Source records
● ● ● ●
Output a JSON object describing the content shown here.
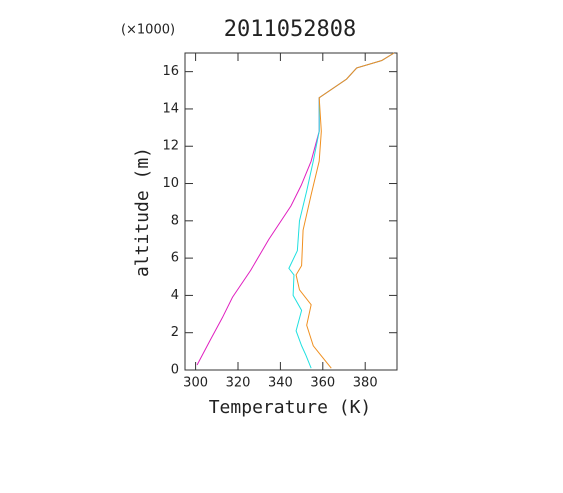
{
  "chart_data": {
    "type": "line",
    "title": "2011052808",
    "y_multiplier": "(×1000)",
    "x_label": "Temperature (K)",
    "y_label": "altitude (m)",
    "xlim": [
      295,
      395
    ],
    "xticks": [
      300,
      320,
      340,
      360,
      380
    ],
    "ylim": [
      0,
      17
    ],
    "yticks": [
      0,
      2,
      4,
      6,
      8,
      10,
      12,
      14,
      16
    ],
    "series": [
      {
        "color": "#e020c0",
        "x": [
          300.7,
          306.9,
          312.6,
          317.4,
          326,
          334.5,
          345,
          349.8,
          354.5,
          358.3,
          358.3,
          371.2,
          376,
          387.9,
          393.6
        ],
        "values": [
          0.27,
          1.6,
          2.8,
          3.9,
          5.35,
          7,
          8.8,
          9.9,
          11.2,
          12.8,
          14.6,
          15.6,
          16.2,
          16.6,
          17
        ]
      },
      {
        "color": "#20e0e0",
        "x": [
          354.5,
          352,
          350,
          347.4,
          350,
          346,
          346.4,
          344,
          348,
          349,
          352.4,
          355.5,
          358.3,
          358.3,
          371.2,
          376,
          387.9,
          393.6
        ],
        "values": [
          0.1,
          0.8,
          1.3,
          2.1,
          3.2,
          4,
          5.1,
          5.45,
          6.4,
          8,
          9.6,
          11.2,
          12.8,
          14.6,
          15.6,
          16.2,
          16.6,
          17
        ]
      },
      {
        "color": "#f09020",
        "x": [
          364,
          359,
          355.5,
          352.4,
          354.5,
          349,
          347.4,
          350,
          350.7,
          354.5,
          358.3,
          359.3,
          358.3,
          371.2,
          376,
          387.9,
          393.6
        ],
        "values": [
          0.1,
          0.8,
          1.3,
          2.4,
          3.5,
          4.3,
          5.1,
          5.6,
          7.5,
          9.4,
          11.2,
          12.8,
          14.6,
          15.6,
          16.2,
          16.6,
          17
        ]
      }
    ]
  }
}
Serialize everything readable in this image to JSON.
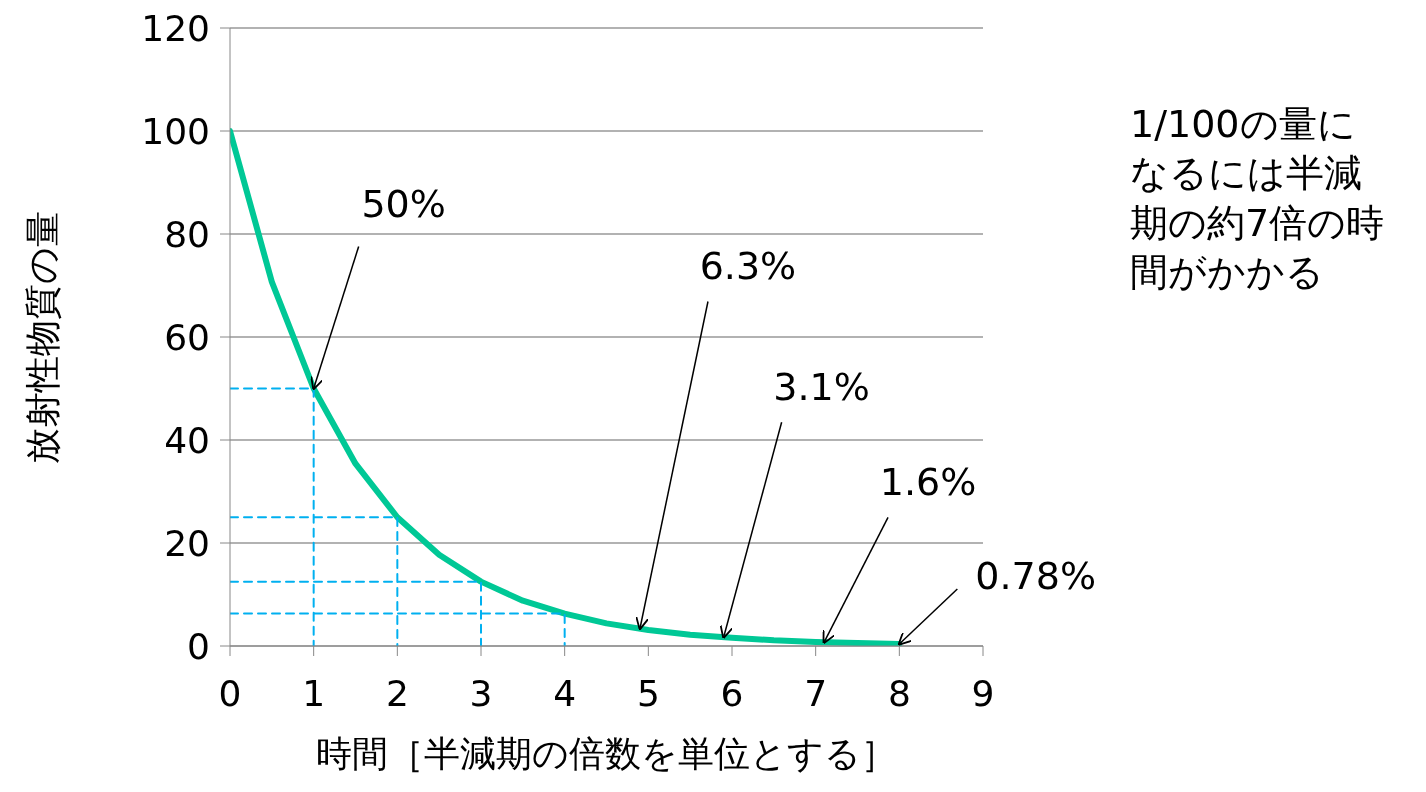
{
  "chart_data": {
    "type": "line",
    "xlabel": "時間［半減期の倍数を単位とする］",
    "ylabel": "放射性物質の量",
    "xlim": [
      0,
      9
    ],
    "xticks": [
      0,
      1,
      2,
      3,
      4,
      5,
      6,
      7,
      8,
      9
    ],
    "ylim": [
      0,
      120
    ],
    "yticks": [
      0,
      20,
      40,
      60,
      80,
      100,
      120
    ],
    "grid": "y",
    "marker": "none",
    "series": [
      {
        "color": "#00c896",
        "line_style": "solid",
        "x": [
          0,
          0.5,
          1,
          1.5,
          2,
          2.5,
          3,
          3.5,
          4,
          4.5,
          5,
          5.5,
          6,
          6.5,
          7,
          7.5,
          8
        ],
        "values": [
          100,
          70.7,
          50,
          35.4,
          25,
          17.7,
          12.5,
          8.8,
          6.3,
          4.4,
          3.1,
          2.2,
          1.6,
          1.1,
          0.8,
          0.6,
          0.4
        ]
      },
      {
        "color": "#00b0f0",
        "line_style": "dashed",
        "x": [
          0,
          1,
          1
        ],
        "values": [
          50,
          50,
          0
        ]
      },
      {
        "color": "#00b0f0",
        "line_style": "dashed",
        "x": [
          0,
          2,
          2
        ],
        "values": [
          25,
          25,
          0
        ]
      },
      {
        "color": "#00b0f0",
        "line_style": "dashed",
        "x": [
          0,
          3,
          3
        ],
        "values": [
          12.5,
          12.5,
          0
        ]
      },
      {
        "color": "#00b0f0",
        "line_style": "dashed",
        "x": [
          0,
          4,
          4
        ],
        "values": [
          6.3,
          6.3,
          0
        ]
      }
    ],
    "annotations": [
      {
        "text": "50%",
        "x": 1,
        "y": 50
      },
      {
        "text": "6.3%",
        "x": 4.9,
        "y": 3.4
      },
      {
        "text": "3.1%",
        "x": 5.9,
        "y": 1.7
      },
      {
        "text": "1.6%",
        "x": 7.1,
        "y": 0.7
      },
      {
        "text": "0.78%",
        "x": 8,
        "y": 0.4
      },
      "1/100の量になるには半減期の約7倍の時間がかかる"
    ]
  }
}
● ● ● ●
§ **Exercise description**:
What is the number of lines in this material that hold the string "JSON"? Answer with that number only.

§ **Answer for the task**:
2